MATERIAL SUPPLIED -
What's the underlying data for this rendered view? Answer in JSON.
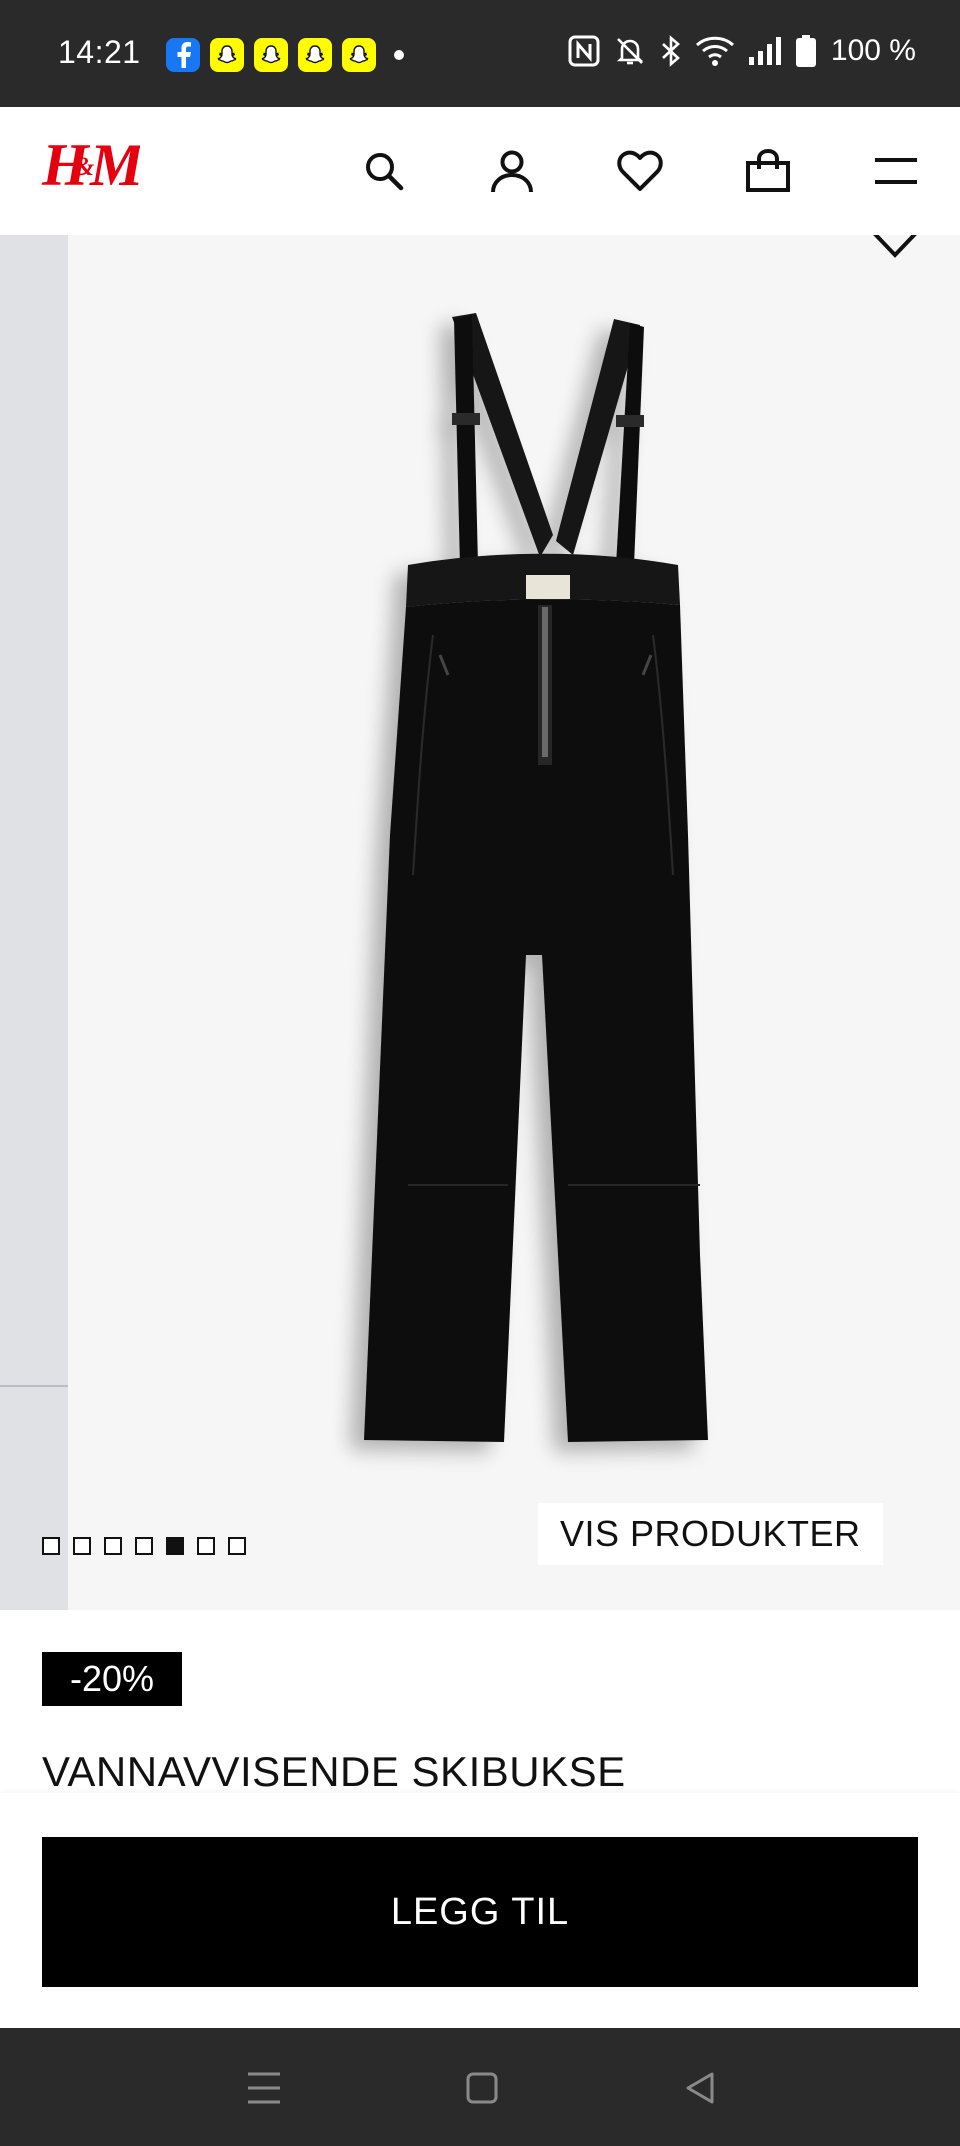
{
  "status_bar": {
    "time": "14:21",
    "battery": "100 %",
    "app_icons": [
      "facebook-icon",
      "snapchat-icon",
      "snapchat-icon",
      "snapchat-icon",
      "snapchat-icon"
    ],
    "system_icons": [
      "nfc-icon",
      "bell-muted-icon",
      "bluetooth-icon",
      "wifi-icon",
      "signal-icon",
      "battery-icon"
    ]
  },
  "header": {
    "brand": "H&M",
    "icons": [
      "search-icon",
      "account-icon",
      "favorites-icon",
      "cart-icon",
      "menu-icon"
    ]
  },
  "gallery": {
    "image_count": 7,
    "active_index": 4,
    "show_products_label": "VIS PRODUKTER"
  },
  "product": {
    "discount_badge": "-20%",
    "name": "VANNAVVISENDE SKIBUKSE"
  },
  "actions": {
    "add_label": "LEGG TIL"
  },
  "nav_bar": {
    "icons": [
      "recent-apps-icon",
      "home-icon",
      "back-icon"
    ]
  },
  "colors": {
    "brand_red": "#e50010",
    "status_bar": "#2a2a2a",
    "button": "#000000"
  }
}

SET PROBLEM -
Transcribe every line in the entries above, taking out only the images.

EXPECTED OUTPUT -
What's the underlying data for this rendered view? Answer in JSON.
{
  "status_bar": {
    "time": "14:21",
    "battery": "100 %",
    "app_icons": [
      "facebook-icon",
      "snapchat-icon",
      "snapchat-icon",
      "snapchat-icon",
      "snapchat-icon"
    ],
    "system_icons": [
      "nfc-icon",
      "bell-muted-icon",
      "bluetooth-icon",
      "wifi-icon",
      "signal-icon",
      "battery-icon"
    ]
  },
  "header": {
    "brand": "H&M",
    "icons": [
      "search-icon",
      "account-icon",
      "favorites-icon",
      "cart-icon",
      "menu-icon"
    ]
  },
  "gallery": {
    "image_count": 7,
    "active_index": 4,
    "show_products_label": "VIS PRODUKTER"
  },
  "product": {
    "discount_badge": "-20%",
    "name": "VANNAVVISENDE SKIBUKSE"
  },
  "actions": {
    "add_label": "LEGG TIL"
  },
  "nav_bar": {
    "icons": [
      "recent-apps-icon",
      "home-icon",
      "back-icon"
    ]
  },
  "colors": {
    "brand_red": "#e50010",
    "status_bar": "#2a2a2a",
    "button": "#000000"
  }
}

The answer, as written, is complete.